-- START DATASET EXCERPTS --
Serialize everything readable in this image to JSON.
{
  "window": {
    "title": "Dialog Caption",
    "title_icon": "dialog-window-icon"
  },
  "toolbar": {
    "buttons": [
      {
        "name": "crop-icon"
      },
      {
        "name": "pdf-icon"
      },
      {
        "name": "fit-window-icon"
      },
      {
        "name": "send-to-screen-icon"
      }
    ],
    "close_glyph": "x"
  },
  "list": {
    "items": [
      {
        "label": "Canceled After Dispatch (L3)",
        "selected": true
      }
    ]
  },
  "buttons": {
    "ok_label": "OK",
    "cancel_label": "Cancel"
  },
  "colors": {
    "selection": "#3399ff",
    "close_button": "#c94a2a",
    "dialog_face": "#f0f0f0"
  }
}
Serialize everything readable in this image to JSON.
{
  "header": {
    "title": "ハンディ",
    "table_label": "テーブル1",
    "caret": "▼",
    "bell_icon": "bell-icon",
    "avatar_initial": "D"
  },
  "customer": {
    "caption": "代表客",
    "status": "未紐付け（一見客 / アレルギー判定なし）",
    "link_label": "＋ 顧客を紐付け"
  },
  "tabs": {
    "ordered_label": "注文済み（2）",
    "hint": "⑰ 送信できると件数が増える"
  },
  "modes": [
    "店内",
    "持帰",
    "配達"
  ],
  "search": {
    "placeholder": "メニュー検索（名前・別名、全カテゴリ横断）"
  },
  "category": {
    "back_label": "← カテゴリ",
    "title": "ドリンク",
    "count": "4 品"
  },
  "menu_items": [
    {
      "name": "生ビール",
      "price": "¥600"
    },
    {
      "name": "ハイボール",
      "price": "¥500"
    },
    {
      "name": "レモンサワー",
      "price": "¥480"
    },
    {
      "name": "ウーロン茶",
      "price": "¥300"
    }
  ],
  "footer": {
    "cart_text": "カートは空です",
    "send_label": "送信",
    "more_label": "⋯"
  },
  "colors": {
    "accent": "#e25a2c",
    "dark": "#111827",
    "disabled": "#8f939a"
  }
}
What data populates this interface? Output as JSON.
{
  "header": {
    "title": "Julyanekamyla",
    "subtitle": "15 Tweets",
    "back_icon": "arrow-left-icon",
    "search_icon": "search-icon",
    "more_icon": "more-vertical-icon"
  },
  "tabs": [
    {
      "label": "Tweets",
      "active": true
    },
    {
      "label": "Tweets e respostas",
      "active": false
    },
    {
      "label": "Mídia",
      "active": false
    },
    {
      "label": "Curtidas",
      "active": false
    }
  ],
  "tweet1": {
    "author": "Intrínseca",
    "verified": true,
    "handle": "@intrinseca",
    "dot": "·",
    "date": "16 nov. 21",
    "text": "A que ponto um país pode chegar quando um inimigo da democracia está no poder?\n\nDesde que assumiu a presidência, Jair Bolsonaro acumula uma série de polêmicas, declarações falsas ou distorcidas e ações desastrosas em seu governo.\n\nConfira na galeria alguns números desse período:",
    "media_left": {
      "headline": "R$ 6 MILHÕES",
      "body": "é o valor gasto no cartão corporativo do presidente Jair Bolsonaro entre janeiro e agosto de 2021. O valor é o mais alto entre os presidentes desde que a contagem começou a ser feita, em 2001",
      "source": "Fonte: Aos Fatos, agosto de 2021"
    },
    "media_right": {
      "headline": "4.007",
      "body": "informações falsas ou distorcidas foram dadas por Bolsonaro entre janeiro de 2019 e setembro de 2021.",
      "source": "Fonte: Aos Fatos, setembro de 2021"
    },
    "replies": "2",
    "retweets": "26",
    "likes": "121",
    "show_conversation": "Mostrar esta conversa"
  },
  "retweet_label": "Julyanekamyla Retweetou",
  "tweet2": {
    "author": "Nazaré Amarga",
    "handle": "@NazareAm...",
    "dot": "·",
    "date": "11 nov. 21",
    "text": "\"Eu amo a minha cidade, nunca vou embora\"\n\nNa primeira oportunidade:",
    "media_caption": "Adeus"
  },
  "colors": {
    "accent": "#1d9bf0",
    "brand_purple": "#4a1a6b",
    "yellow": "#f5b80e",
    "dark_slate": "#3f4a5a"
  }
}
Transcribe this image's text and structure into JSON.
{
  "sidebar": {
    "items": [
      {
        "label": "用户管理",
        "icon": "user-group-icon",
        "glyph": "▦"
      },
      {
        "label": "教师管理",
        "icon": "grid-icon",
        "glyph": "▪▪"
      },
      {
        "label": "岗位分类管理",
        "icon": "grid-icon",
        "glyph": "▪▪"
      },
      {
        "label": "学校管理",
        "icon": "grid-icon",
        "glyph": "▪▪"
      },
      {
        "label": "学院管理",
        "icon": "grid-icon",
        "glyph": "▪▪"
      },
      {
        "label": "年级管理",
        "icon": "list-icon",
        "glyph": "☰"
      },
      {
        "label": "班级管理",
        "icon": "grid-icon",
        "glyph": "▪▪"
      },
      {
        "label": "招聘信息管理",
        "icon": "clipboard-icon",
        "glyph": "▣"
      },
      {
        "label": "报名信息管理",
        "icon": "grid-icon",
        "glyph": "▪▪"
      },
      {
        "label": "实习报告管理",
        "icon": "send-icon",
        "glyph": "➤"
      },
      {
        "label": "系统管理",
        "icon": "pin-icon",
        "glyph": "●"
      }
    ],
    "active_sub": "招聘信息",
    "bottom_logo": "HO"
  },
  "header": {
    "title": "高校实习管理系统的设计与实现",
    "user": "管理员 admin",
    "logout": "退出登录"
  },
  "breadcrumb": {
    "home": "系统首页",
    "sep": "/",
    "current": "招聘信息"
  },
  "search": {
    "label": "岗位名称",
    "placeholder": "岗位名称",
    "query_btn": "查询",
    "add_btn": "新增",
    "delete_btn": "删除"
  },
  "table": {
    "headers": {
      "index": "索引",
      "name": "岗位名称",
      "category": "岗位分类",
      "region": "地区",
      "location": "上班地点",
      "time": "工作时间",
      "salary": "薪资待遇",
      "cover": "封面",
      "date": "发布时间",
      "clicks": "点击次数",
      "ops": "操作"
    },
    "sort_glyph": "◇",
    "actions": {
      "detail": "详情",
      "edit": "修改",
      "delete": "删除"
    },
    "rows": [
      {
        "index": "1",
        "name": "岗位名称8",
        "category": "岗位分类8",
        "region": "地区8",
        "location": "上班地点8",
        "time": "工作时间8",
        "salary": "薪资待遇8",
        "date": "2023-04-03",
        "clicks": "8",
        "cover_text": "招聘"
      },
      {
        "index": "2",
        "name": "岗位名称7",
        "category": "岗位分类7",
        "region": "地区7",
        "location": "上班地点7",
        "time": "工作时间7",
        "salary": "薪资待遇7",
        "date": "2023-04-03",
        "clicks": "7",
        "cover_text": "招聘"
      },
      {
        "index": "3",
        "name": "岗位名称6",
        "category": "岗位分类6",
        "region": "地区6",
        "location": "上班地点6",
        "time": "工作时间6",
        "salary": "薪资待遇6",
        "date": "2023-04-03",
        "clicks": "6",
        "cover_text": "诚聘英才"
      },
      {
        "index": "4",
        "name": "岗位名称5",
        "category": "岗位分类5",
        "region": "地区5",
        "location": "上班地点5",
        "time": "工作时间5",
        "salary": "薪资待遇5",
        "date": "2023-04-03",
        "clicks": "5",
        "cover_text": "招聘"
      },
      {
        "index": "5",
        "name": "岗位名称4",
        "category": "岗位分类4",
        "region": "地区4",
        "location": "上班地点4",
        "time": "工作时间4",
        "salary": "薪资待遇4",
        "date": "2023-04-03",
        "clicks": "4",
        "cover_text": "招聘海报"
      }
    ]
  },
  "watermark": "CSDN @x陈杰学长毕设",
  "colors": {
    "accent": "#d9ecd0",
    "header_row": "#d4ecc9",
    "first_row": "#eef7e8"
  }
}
-- END DATASET EXCERPTS --
Identify every line above with the string "Julyanekamyla" in it. Copy those lines.

__RESPONSE TO THE EXERCISE__:
    "title": "Julyanekamyla",
  "retweet_label": "Julyanekamyla Retweetou",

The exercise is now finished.